◆ **Required work**:
Restate each of the lines below word for word and drop every picture.

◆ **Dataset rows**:
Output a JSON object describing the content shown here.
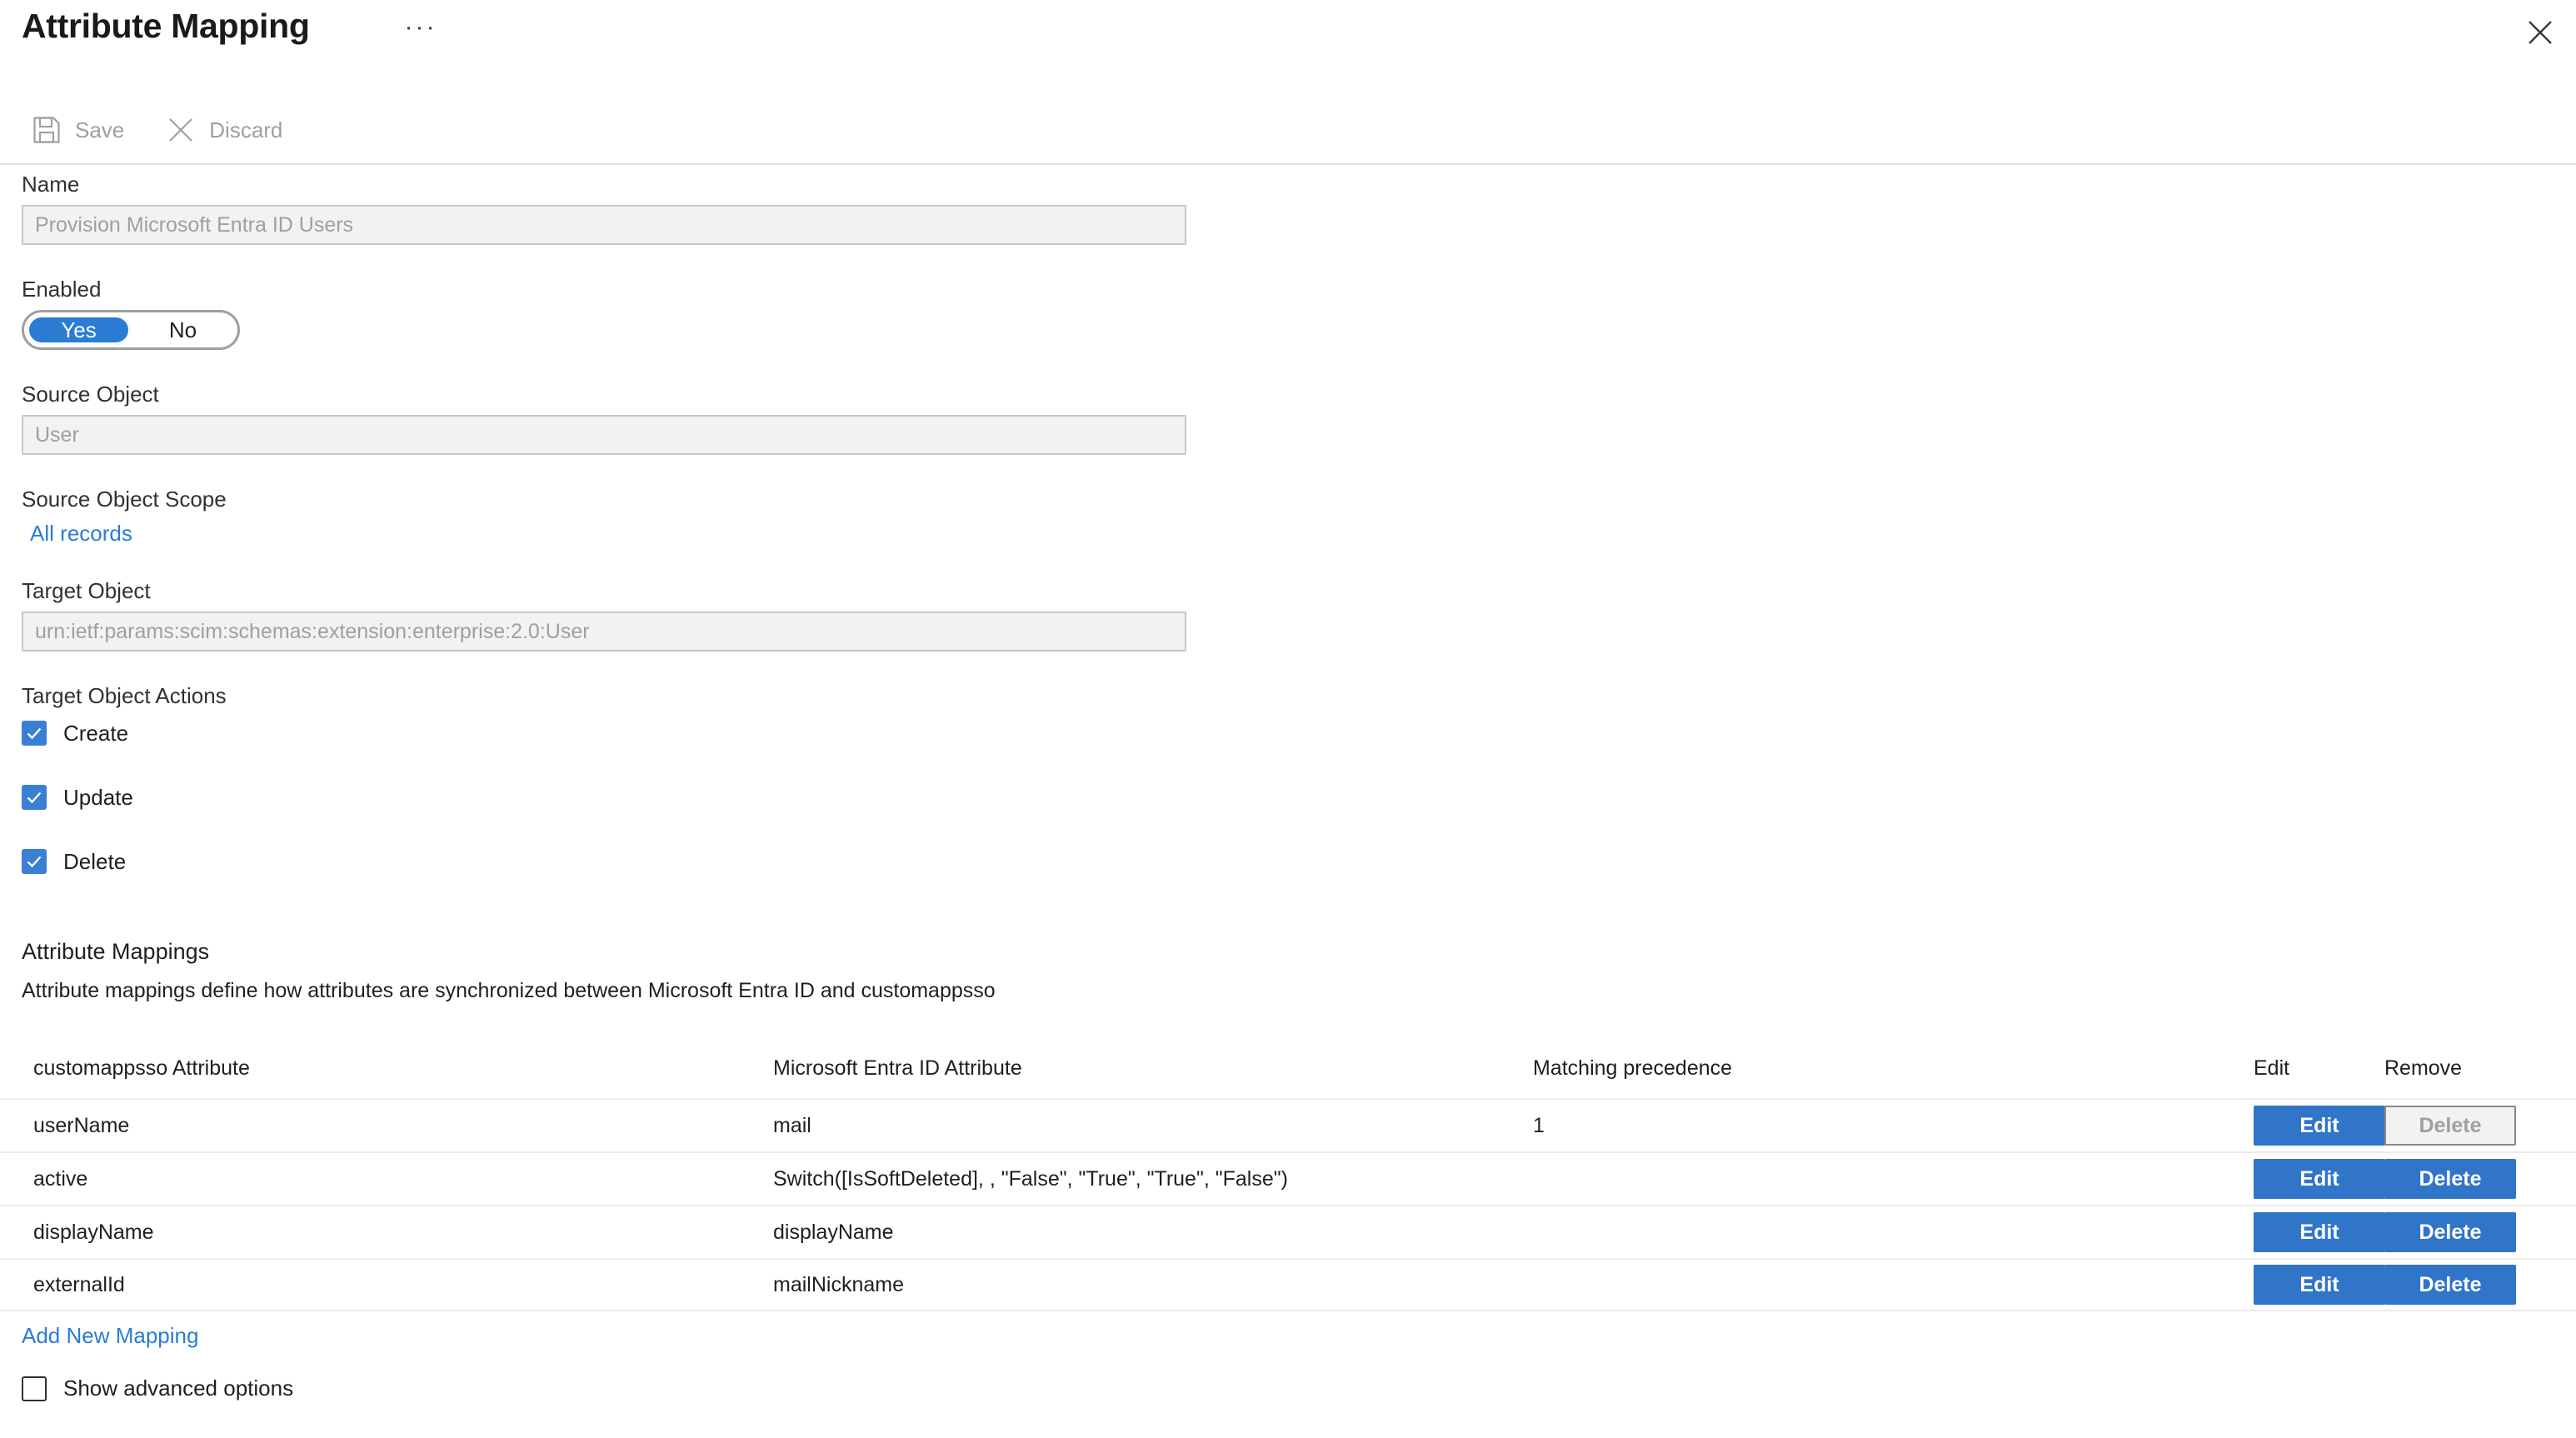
{
  "header": {
    "title": "Attribute Mapping",
    "ellipsis_label": "···",
    "close_label": "Close"
  },
  "command_bar": {
    "save_label": "Save",
    "discard_label": "Discard"
  },
  "form": {
    "name": {
      "label": "Name",
      "value": "Provision Microsoft Entra ID Users"
    },
    "enabled": {
      "label": "Enabled",
      "yes_label": "Yes",
      "no_label": "No",
      "selected": "Yes"
    },
    "source_object": {
      "label": "Source Object",
      "value": "User"
    },
    "source_object_scope": {
      "label": "Source Object Scope",
      "link_text": "All records"
    },
    "target_object": {
      "label": "Target Object",
      "value": "urn:ietf:params:scim:schemas:extension:enterprise:2.0:User"
    },
    "target_object_actions": {
      "label": "Target Object Actions",
      "items": [
        {
          "label": "Create",
          "checked": true
        },
        {
          "label": "Update",
          "checked": true
        },
        {
          "label": "Delete",
          "checked": true
        }
      ]
    }
  },
  "attribute_mappings": {
    "title": "Attribute Mappings",
    "description": "Attribute mappings define how attributes are synchronized between Microsoft Entra ID and customappsso",
    "columns": [
      "customappsso Attribute",
      "Microsoft Entra ID Attribute",
      "Matching precedence",
      "Edit",
      "Remove"
    ],
    "rows": [
      {
        "attribute": "userName",
        "entra_attribute": "mail",
        "precedence": "1",
        "edit_label": "Edit",
        "delete_label": "Delete",
        "delete_disabled": true
      },
      {
        "attribute": "active",
        "entra_attribute": "Switch([IsSoftDeleted], , \"False\", \"True\", \"True\", \"False\")",
        "precedence": "",
        "edit_label": "Edit",
        "delete_label": "Delete",
        "delete_disabled": false
      },
      {
        "attribute": "displayName",
        "entra_attribute": "displayName",
        "precedence": "",
        "edit_label": "Edit",
        "delete_label": "Delete",
        "delete_disabled": false
      },
      {
        "attribute": "externalId",
        "entra_attribute": "mailNickname",
        "precedence": "",
        "edit_label": "Edit",
        "delete_label": "Delete",
        "delete_disabled": false
      }
    ],
    "add_new_label": "Add New Mapping"
  },
  "footer": {
    "show_advanced": {
      "label": "Show advanced options",
      "checked": false
    }
  },
  "colors": {
    "accent_blue": "#2b7cd3",
    "button_blue": "#3075c8",
    "checkbox_blue": "#3b7fd4",
    "divider": "#e1dfdd",
    "row_divider": "#edebe9",
    "input_bg": "#f3f2f1",
    "disabled_text": "#a19f9d"
  }
}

◆ **Right answer**:
Output a JSON object describing the content shown here.
{
  "header": {
    "title": "Attribute Mapping",
    "ellipsis_label": "···",
    "close_label": "Close"
  },
  "command_bar": {
    "save_label": "Save",
    "discard_label": "Discard"
  },
  "form": {
    "name": {
      "label": "Name",
      "value": "Provision Microsoft Entra ID Users"
    },
    "enabled": {
      "label": "Enabled",
      "yes_label": "Yes",
      "no_label": "No",
      "selected": "Yes"
    },
    "source_object": {
      "label": "Source Object",
      "value": "User"
    },
    "source_object_scope": {
      "label": "Source Object Scope",
      "link_text": "All records"
    },
    "target_object": {
      "label": "Target Object",
      "value": "urn:ietf:params:scim:schemas:extension:enterprise:2.0:User"
    },
    "target_object_actions": {
      "label": "Target Object Actions",
      "items": [
        {
          "label": "Create",
          "checked": true
        },
        {
          "label": "Update",
          "checked": true
        },
        {
          "label": "Delete",
          "checked": true
        }
      ]
    }
  },
  "attribute_mappings": {
    "title": "Attribute Mappings",
    "description": "Attribute mappings define how attributes are synchronized between Microsoft Entra ID and customappsso",
    "columns": [
      "customappsso Attribute",
      "Microsoft Entra ID Attribute",
      "Matching precedence",
      "Edit",
      "Remove"
    ],
    "rows": [
      {
        "attribute": "userName",
        "entra_attribute": "mail",
        "precedence": "1",
        "edit_label": "Edit",
        "delete_label": "Delete",
        "delete_disabled": true
      },
      {
        "attribute": "active",
        "entra_attribute": "Switch([IsSoftDeleted], , \"False\", \"True\", \"True\", \"False\")",
        "precedence": "",
        "edit_label": "Edit",
        "delete_label": "Delete",
        "delete_disabled": false
      },
      {
        "attribute": "displayName",
        "entra_attribute": "displayName",
        "precedence": "",
        "edit_label": "Edit",
        "delete_label": "Delete",
        "delete_disabled": false
      },
      {
        "attribute": "externalId",
        "entra_attribute": "mailNickname",
        "precedence": "",
        "edit_label": "Edit",
        "delete_label": "Delete",
        "delete_disabled": false
      }
    ],
    "add_new_label": "Add New Mapping"
  },
  "footer": {
    "show_advanced": {
      "label": "Show advanced options",
      "checked": false
    }
  },
  "colors": {
    "accent_blue": "#2b7cd3",
    "button_blue": "#3075c8",
    "checkbox_blue": "#3b7fd4",
    "divider": "#e1dfdd",
    "row_divider": "#edebe9",
    "input_bg": "#f3f2f1",
    "disabled_text": "#a19f9d"
  }
}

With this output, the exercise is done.